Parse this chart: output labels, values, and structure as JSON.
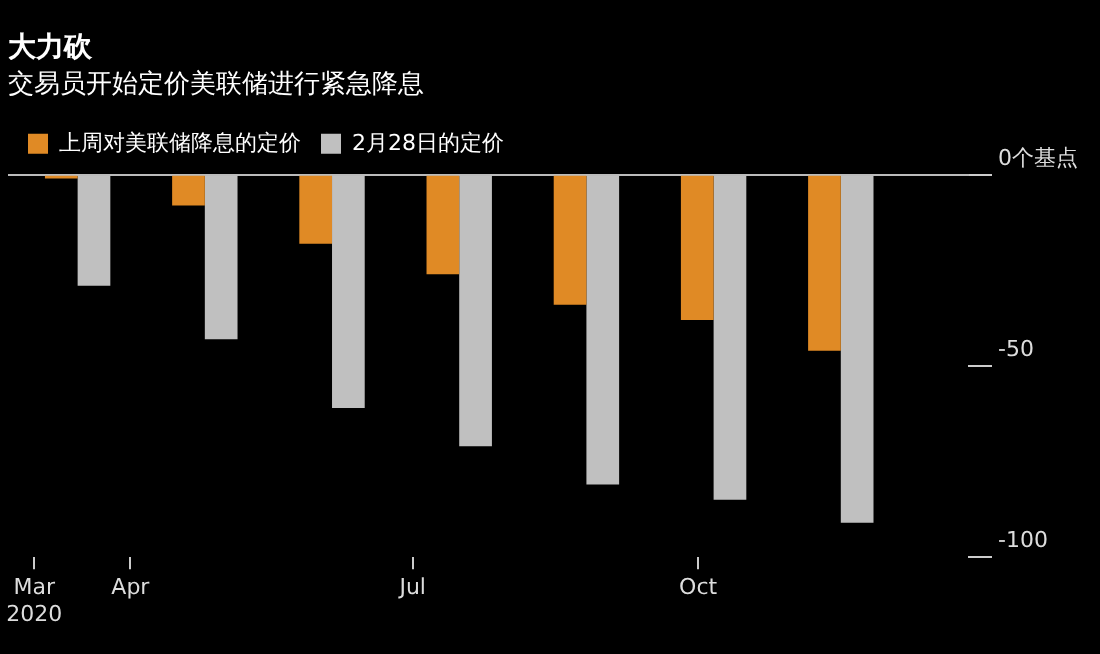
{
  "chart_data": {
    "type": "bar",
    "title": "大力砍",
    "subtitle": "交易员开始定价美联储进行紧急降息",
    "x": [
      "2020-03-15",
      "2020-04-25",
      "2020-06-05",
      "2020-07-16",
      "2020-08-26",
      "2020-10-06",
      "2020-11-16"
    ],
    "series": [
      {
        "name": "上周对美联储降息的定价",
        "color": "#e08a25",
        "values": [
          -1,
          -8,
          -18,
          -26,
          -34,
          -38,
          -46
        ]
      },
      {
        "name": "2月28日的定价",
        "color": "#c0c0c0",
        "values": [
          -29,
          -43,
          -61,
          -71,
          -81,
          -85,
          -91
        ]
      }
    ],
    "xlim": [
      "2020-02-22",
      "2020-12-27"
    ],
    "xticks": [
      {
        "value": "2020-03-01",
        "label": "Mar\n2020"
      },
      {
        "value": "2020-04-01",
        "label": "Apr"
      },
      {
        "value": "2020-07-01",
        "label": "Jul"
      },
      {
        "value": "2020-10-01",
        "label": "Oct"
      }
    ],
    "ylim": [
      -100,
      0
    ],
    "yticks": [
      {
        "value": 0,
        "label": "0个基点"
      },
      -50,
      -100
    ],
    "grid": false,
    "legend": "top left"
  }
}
====
*What is required*. Give the entries again without a single change, but with no pictures.

*Written answer*.
Parse this chart: output labels, values, and structure as JSON.
{
  "chart_data": {
    "type": "bar",
    "title": "大力砍",
    "subtitle": "交易员开始定价美联储进行紧急降息",
    "x": [
      "2020-03-15",
      "2020-04-25",
      "2020-06-05",
      "2020-07-16",
      "2020-08-26",
      "2020-10-06",
      "2020-11-16"
    ],
    "series": [
      {
        "name": "上周对美联储降息的定价",
        "color": "#e08a25",
        "values": [
          -1,
          -8,
          -18,
          -26,
          -34,
          -38,
          -46
        ]
      },
      {
        "name": "2月28日的定价",
        "color": "#c0c0c0",
        "values": [
          -29,
          -43,
          -61,
          -71,
          -81,
          -85,
          -91
        ]
      }
    ],
    "xlim": [
      "2020-02-22",
      "2020-12-27"
    ],
    "xticks": [
      {
        "value": "2020-03-01",
        "label": "Mar\n2020"
      },
      {
        "value": "2020-04-01",
        "label": "Apr"
      },
      {
        "value": "2020-07-01",
        "label": "Jul"
      },
      {
        "value": "2020-10-01",
        "label": "Oct"
      }
    ],
    "ylim": [
      -100,
      0
    ],
    "yticks": [
      {
        "value": 0,
        "label": "0个基点"
      },
      -50,
      -100
    ],
    "grid": false,
    "legend": "top left"
  }
}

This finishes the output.